* _Task prompt_: Could you print all the entries exactly?

──────

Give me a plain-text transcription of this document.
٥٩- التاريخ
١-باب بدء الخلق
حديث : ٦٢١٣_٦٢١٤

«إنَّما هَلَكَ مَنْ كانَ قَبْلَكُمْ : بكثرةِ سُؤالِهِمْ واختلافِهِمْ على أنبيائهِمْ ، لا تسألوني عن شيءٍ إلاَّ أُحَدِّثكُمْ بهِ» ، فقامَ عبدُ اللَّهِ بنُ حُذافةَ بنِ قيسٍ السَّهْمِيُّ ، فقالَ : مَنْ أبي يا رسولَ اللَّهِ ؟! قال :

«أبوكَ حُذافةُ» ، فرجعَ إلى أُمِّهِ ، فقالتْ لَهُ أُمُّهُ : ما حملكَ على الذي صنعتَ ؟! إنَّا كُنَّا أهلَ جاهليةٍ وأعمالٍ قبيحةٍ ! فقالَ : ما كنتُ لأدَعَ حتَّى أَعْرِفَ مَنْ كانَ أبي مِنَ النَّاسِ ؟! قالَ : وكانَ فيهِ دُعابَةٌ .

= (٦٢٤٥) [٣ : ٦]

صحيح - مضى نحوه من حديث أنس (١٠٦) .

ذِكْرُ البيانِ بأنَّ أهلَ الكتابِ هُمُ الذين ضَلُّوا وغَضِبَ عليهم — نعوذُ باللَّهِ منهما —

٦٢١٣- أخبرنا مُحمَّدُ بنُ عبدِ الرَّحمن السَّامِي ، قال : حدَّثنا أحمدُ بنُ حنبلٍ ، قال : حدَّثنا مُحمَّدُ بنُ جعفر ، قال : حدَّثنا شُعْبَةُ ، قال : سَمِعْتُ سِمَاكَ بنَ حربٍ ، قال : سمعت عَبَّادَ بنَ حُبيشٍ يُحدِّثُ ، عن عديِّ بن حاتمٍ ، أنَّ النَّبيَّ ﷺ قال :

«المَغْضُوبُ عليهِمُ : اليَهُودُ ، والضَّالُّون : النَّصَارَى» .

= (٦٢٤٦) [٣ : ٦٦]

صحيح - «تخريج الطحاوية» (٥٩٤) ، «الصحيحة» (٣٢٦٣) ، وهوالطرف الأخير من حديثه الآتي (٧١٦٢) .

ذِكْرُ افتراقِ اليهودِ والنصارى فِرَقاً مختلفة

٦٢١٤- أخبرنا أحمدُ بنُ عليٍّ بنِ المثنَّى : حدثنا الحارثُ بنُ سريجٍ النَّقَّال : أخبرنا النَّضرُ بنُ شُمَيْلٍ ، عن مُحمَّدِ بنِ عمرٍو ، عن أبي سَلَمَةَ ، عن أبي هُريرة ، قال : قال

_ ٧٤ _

──────

* _Response below_:
Give me a plain-text transcription of this document.
٥٩- التاريخ
١-باب بدء الخلق
حديث : ٦٢١٣_٦٢١٤

«إنَّما هَلَكَ مَنْ كانَ قَبْلَكُمْ : بكثرةِ سُؤالِهِمْ واختلافِهِمْ على أنبيائهِمْ ، لا تسألوني عن شيءٍ إلاَّ أُحَدِّثكُمْ بهِ» ، فقامَ عبدُ اللَّهِ بنُ حُذافةَ بنِ قيسٍ السَّهْمِيُّ ، فقالَ : مَنْ أبي يا رسولَ اللَّهِ ؟! قال :

«أبوكَ حُذافةُ» ، فرجعَ إلى أُمِّهِ ، فقالتْ لَهُ أُمُّهُ : ما حملكَ على الذي صنعتَ ؟! إنَّا كُنَّا أهلَ جاهليةٍ وأعمالٍ قبيحةٍ ! فقالَ : ما كنتُ لأدَعَ حتَّى أَعْرِفَ مَنْ كانَ أبي مِنَ النَّاسِ ؟! قالَ : وكانَ فيهِ دُعابَةٌ .

= (٦٢٤٥) [٣ : ٦]

صحيح - مضى نحوه من حديث أنس (١٠٦) .

ذِكْرُ البيانِ بأنَّ أهلَ الكتابِ هُمُ الذين ضَلُّوا وغَضِبَ عليهم — نعوذُ باللَّهِ منهما —

٦٢١٣- أخبرنا مُحمَّدُ بنُ عبدِ الرَّحمن السَّامِي ، قال : حدَّثنا أحمدُ بنُ حنبلٍ ، قال : حدَّثنا مُحمَّدُ بنُ جعفر ، قال : حدَّثنا شُعْبَةُ ، قال : سَمِعْتُ سِمَاكَ بنَ حربٍ ، قال : سمعت عَبَّادَ بنَ حُبيشٍ يُحدِّثُ ، عن عديِّ بن حاتمٍ ، أنَّ النَّبيَّ ﷺ قال :

«المَغْضُوبُ عليهِمُ : اليَهُودُ ، والضَّالُّون : النَّصَارَى» .

= (٦٢٤٦) [٣ : ٦٦]

صحيح - «تخريج الطحاوية» (٥٩٤) ، «الصحيحة» (٣٢٦٣) ، وهوالطرف الأخير من حديثه الآتي (٧١٦٢) .

ذِكْرُ افتراقِ اليهودِ والنصارى فِرَقاً مختلفة

٦٢١٤- أخبرنا أحمدُ بنُ عليٍّ بنِ المثنَّى : حدثنا الحارثُ بنُ سريجٍ النَّقَّال : أخبرنا النَّضرُ بنُ شُمَيْلٍ ، عن مُحمَّدِ بنِ عمرٍو ، عن أبي سَلَمَةَ ، عن أبي هُريرة ، قال : قال

_ ٧٤ _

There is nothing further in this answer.